**Work required:** Find each line with the string "Equivalent" and report it.
###
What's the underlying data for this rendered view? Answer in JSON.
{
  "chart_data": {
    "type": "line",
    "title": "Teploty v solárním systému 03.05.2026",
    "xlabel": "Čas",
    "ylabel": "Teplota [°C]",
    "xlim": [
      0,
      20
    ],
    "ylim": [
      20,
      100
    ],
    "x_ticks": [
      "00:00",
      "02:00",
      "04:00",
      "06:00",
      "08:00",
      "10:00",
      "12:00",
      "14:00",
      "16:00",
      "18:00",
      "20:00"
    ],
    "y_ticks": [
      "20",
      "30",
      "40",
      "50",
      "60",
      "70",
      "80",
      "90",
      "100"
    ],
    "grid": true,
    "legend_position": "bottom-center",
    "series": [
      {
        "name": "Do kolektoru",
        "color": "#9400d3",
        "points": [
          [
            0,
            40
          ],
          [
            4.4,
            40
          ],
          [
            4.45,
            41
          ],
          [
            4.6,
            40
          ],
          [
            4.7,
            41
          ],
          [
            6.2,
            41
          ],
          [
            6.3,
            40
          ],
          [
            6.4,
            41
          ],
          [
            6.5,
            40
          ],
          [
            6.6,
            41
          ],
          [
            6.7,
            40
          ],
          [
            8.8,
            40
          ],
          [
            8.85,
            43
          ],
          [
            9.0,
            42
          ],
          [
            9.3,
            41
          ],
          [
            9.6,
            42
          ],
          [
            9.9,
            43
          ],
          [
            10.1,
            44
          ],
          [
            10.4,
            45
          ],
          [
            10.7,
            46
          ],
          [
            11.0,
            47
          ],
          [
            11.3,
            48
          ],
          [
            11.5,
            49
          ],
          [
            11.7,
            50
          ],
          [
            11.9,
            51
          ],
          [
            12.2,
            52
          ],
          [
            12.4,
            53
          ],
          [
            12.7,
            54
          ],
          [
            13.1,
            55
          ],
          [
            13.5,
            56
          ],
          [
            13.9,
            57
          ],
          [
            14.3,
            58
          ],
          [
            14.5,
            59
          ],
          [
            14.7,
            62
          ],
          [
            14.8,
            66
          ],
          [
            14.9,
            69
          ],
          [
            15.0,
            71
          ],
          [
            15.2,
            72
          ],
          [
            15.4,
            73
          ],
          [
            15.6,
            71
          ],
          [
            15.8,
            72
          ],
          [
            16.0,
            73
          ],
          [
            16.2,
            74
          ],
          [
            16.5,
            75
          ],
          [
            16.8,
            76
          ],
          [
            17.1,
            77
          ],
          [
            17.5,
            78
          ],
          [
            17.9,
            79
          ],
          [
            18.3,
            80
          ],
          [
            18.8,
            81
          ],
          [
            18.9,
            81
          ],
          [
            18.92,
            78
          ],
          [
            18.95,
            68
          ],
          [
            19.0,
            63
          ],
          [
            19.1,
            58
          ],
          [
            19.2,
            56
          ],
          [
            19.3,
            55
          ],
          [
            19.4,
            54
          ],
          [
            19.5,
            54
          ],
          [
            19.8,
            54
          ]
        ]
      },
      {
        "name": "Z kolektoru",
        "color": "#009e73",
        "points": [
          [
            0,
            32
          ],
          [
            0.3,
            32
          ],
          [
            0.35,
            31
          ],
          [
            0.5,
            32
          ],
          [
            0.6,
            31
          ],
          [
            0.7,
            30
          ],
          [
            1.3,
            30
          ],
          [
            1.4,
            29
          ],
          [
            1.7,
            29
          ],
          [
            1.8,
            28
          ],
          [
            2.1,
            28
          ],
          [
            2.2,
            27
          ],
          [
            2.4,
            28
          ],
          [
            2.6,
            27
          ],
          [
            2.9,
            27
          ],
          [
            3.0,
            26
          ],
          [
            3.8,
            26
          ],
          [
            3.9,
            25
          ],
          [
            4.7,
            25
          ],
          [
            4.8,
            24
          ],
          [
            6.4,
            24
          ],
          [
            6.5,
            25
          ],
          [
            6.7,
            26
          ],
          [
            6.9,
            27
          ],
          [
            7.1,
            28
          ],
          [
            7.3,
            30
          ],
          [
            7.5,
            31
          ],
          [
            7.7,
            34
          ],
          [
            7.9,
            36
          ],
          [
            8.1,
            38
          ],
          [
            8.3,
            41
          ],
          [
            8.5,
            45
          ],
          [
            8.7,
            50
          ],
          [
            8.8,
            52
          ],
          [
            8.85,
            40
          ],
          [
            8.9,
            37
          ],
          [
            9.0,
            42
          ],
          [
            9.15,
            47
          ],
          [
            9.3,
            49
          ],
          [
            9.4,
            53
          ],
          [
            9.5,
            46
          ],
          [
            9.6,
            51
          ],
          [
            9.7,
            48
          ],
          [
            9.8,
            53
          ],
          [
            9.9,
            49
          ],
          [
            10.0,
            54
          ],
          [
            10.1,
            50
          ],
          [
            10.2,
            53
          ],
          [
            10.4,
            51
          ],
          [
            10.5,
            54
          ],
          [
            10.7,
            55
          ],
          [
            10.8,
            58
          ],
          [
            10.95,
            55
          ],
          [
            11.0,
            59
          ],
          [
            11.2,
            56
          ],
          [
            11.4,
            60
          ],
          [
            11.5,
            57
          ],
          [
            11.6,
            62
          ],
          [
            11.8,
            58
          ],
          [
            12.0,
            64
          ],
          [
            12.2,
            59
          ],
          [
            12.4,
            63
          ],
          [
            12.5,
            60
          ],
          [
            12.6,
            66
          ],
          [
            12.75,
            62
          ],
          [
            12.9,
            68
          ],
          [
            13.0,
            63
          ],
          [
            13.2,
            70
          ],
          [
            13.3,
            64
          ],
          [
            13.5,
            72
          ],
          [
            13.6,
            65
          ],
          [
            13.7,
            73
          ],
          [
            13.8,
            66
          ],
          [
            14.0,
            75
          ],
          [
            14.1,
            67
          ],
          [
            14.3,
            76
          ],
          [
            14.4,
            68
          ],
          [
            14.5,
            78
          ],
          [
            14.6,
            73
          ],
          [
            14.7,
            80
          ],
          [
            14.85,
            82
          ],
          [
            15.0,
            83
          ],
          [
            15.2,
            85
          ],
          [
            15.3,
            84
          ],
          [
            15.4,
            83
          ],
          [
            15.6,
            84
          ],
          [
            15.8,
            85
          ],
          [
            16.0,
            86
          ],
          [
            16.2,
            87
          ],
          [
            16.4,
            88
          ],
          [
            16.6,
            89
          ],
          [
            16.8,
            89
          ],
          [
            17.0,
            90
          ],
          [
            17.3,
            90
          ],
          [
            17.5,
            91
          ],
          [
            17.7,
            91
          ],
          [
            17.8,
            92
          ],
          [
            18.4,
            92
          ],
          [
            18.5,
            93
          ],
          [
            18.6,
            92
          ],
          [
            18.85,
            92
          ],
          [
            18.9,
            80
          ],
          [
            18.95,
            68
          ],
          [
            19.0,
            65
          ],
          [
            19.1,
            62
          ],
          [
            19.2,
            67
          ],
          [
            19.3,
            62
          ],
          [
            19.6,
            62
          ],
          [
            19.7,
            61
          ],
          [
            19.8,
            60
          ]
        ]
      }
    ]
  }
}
###
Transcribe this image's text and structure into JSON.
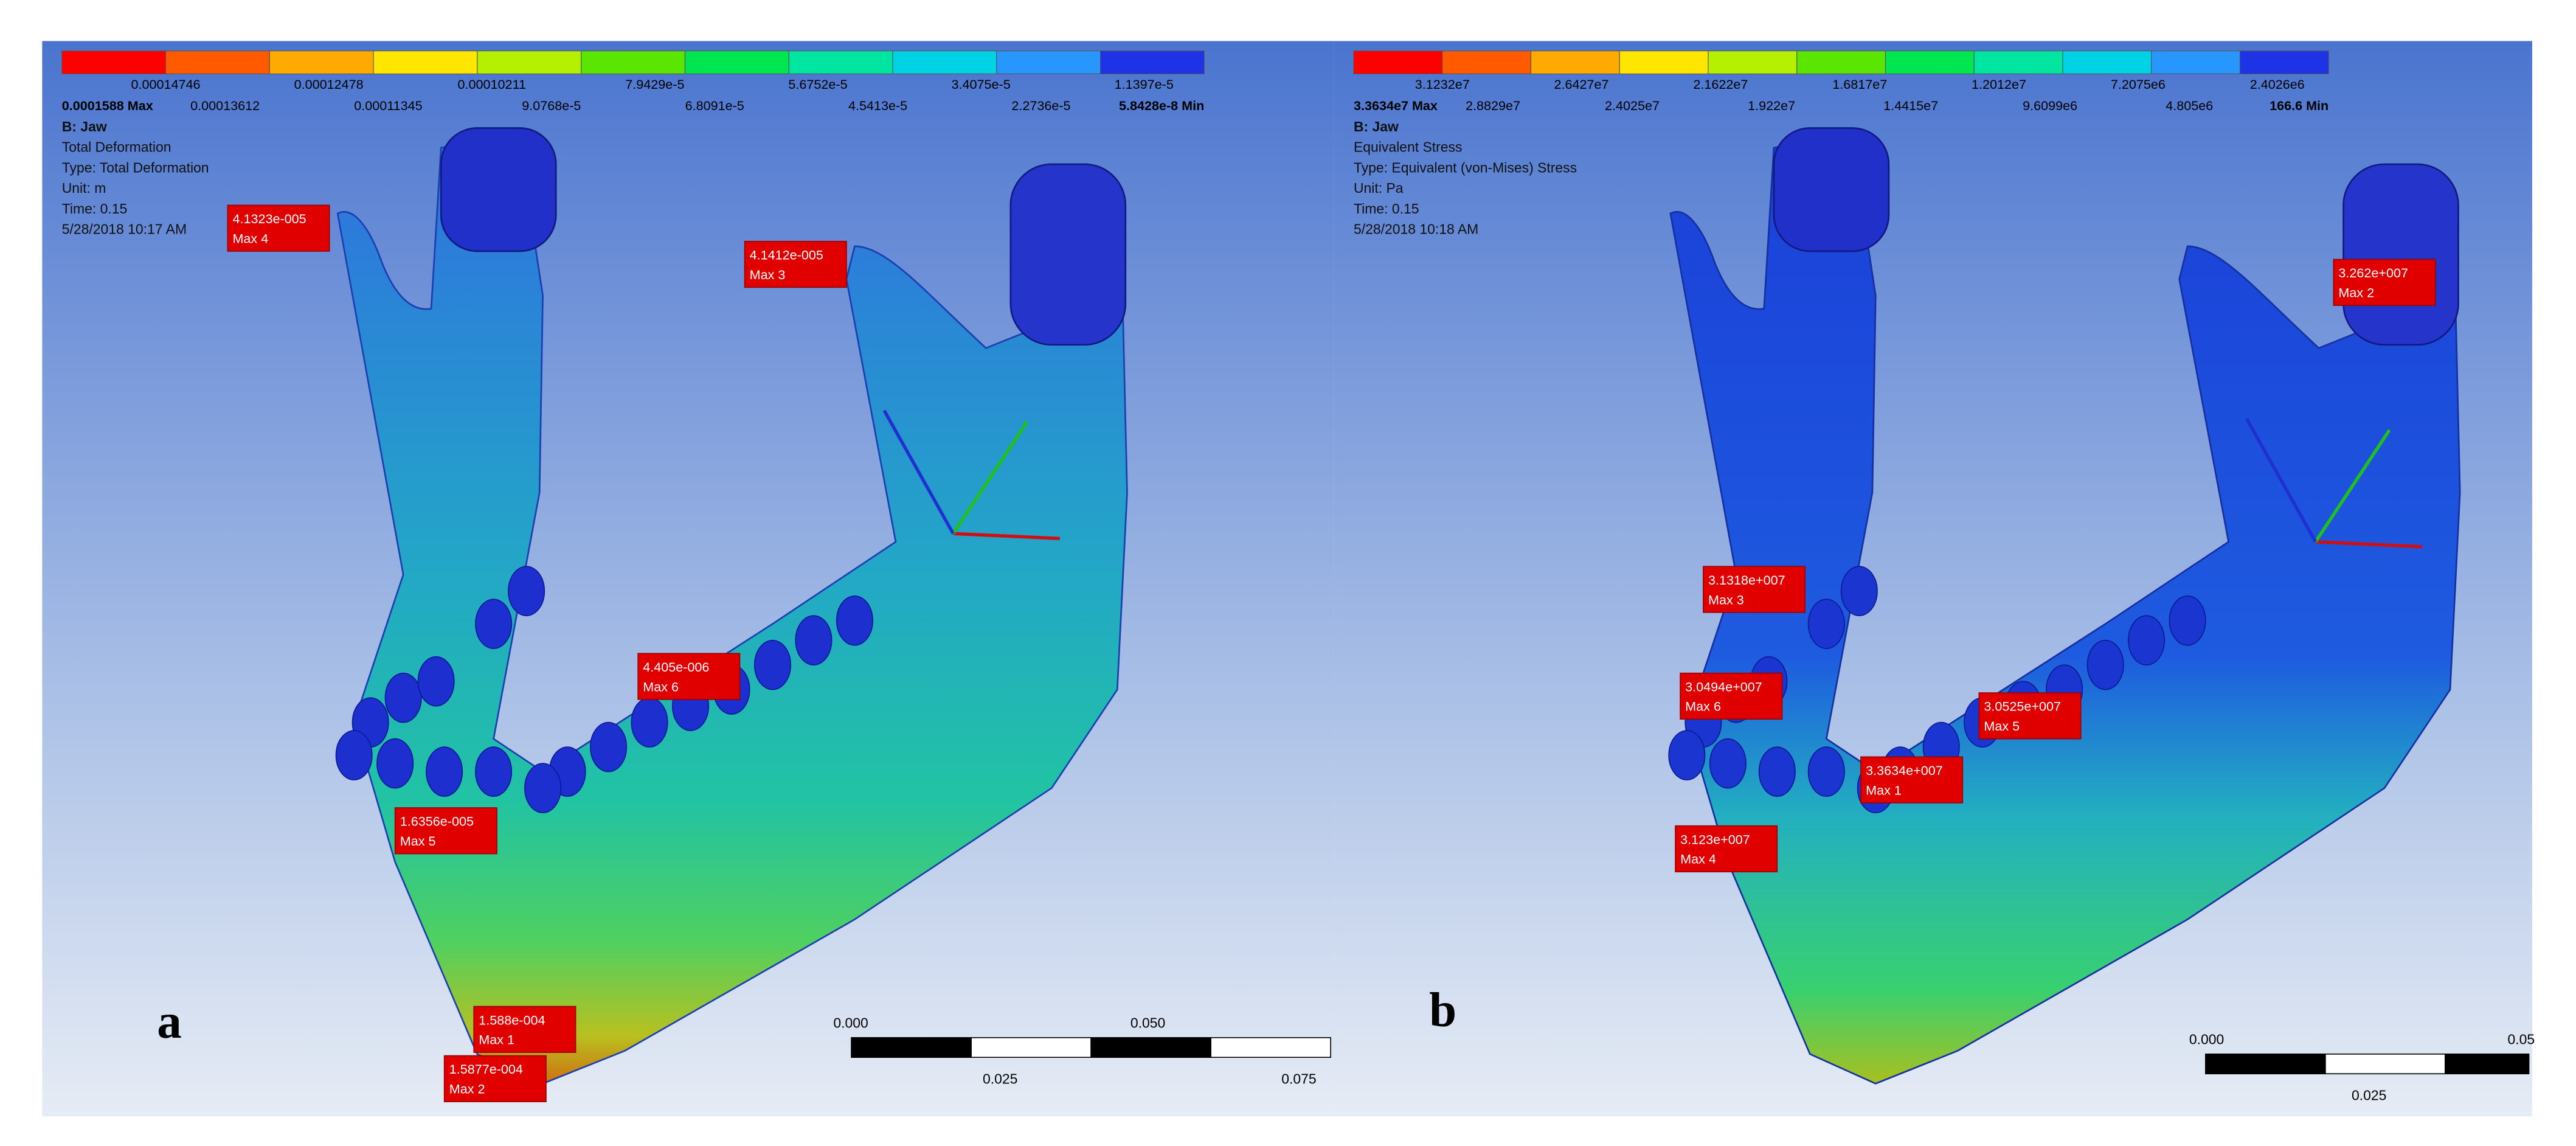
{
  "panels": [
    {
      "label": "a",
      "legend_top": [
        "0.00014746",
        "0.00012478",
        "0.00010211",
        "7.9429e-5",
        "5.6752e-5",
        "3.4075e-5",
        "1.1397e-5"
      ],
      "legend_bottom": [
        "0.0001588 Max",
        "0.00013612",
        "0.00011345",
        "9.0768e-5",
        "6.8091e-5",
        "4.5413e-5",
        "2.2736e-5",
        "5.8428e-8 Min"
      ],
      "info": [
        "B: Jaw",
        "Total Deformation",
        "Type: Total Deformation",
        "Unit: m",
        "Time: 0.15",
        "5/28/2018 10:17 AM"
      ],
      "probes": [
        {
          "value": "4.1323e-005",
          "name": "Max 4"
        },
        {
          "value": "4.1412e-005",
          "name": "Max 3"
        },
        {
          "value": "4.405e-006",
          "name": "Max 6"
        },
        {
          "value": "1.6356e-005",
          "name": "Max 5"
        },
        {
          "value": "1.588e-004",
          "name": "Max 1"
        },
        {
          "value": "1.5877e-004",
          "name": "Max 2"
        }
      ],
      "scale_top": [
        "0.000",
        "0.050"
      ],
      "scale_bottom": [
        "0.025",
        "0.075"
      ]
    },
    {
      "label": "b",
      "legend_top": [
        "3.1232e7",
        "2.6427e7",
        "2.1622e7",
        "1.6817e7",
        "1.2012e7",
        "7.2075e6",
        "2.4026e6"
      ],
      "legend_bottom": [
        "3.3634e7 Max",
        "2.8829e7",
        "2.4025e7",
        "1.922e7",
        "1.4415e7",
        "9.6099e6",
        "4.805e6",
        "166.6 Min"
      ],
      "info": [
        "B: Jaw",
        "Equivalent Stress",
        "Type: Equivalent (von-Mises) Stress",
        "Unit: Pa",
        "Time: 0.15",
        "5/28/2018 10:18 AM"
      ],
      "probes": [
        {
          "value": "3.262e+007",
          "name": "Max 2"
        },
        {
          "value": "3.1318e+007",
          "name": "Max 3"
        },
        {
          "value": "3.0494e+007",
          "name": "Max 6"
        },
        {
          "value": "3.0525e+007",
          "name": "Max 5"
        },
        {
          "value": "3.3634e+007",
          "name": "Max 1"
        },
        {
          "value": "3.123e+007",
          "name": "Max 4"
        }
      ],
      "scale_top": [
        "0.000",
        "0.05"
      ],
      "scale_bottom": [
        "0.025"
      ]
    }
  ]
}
###
**The reply:**
        "Equivalent Stress",
        "Type: Equivalent (von-Mises) Stress",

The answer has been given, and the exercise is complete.